_MATERIALS PROVIDED_.
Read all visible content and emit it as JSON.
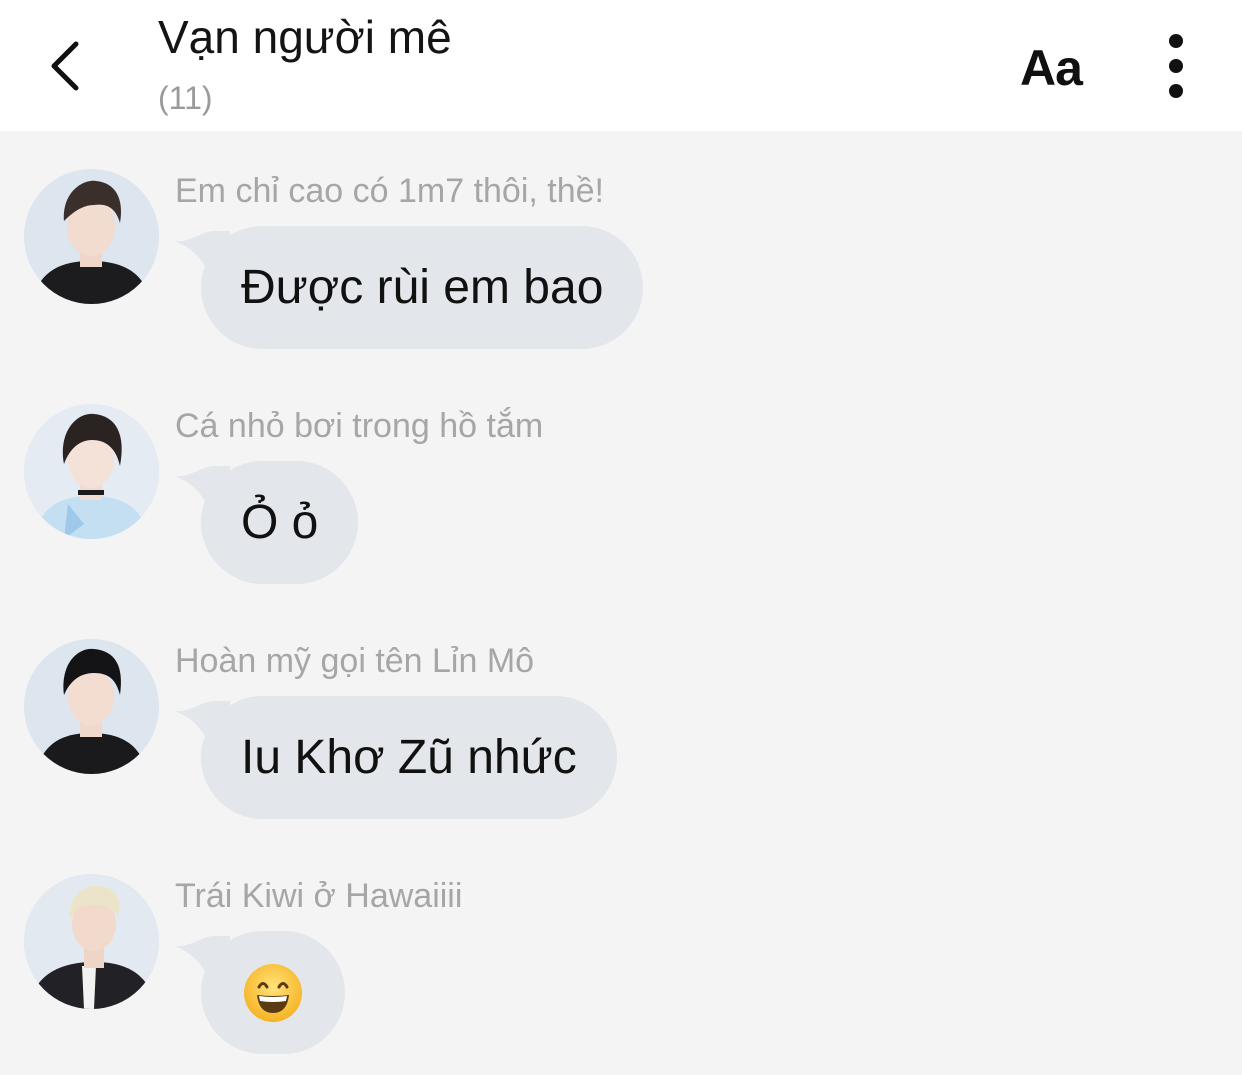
{
  "header": {
    "title": "Vạn người mê",
    "member_count": "(11)",
    "font_button": "Aa"
  },
  "messages": [
    {
      "sender": "Em chỉ cao có 1m7 thôi, thề!",
      "text": "Được rùi em bao"
    },
    {
      "sender": "Cá nhỏ bơi trong hồ tắm",
      "text": "Ỏ ỏ"
    },
    {
      "sender": "Hoàn mỹ gọi tên Lỉn Mô",
      "text": "Iu Khơ Zũ nhức"
    },
    {
      "sender": "Trái Kiwi ở Hawaiiii",
      "text": "",
      "emoji": "grinning-face-emoji"
    }
  ],
  "colors": {
    "header_bg": "#ffffff",
    "chat_bg": "#f4f4f4",
    "bubble_bg": "#e3e6ea",
    "sender_text": "#a6a6a6",
    "count_text": "#9a9a9a"
  }
}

_EXERCISE AIM_.
Transcribe the listing in full and omit the pictures.

_FINAL RESULT_.
Read all visible content and emit it as JSON.
{
  "header": {
    "title": "Vạn người mê",
    "member_count": "(11)",
    "font_button": "Aa"
  },
  "messages": [
    {
      "sender": "Em chỉ cao có 1m7 thôi, thề!",
      "text": "Được rùi em bao"
    },
    {
      "sender": "Cá nhỏ bơi trong hồ tắm",
      "text": "Ỏ ỏ"
    },
    {
      "sender": "Hoàn mỹ gọi tên Lỉn Mô",
      "text": "Iu Khơ Zũ nhức"
    },
    {
      "sender": "Trái Kiwi ở Hawaiiii",
      "text": "",
      "emoji": "grinning-face-emoji"
    }
  ],
  "colors": {
    "header_bg": "#ffffff",
    "chat_bg": "#f4f4f4",
    "bubble_bg": "#e3e6ea",
    "sender_text": "#a6a6a6",
    "count_text": "#9a9a9a"
  }
}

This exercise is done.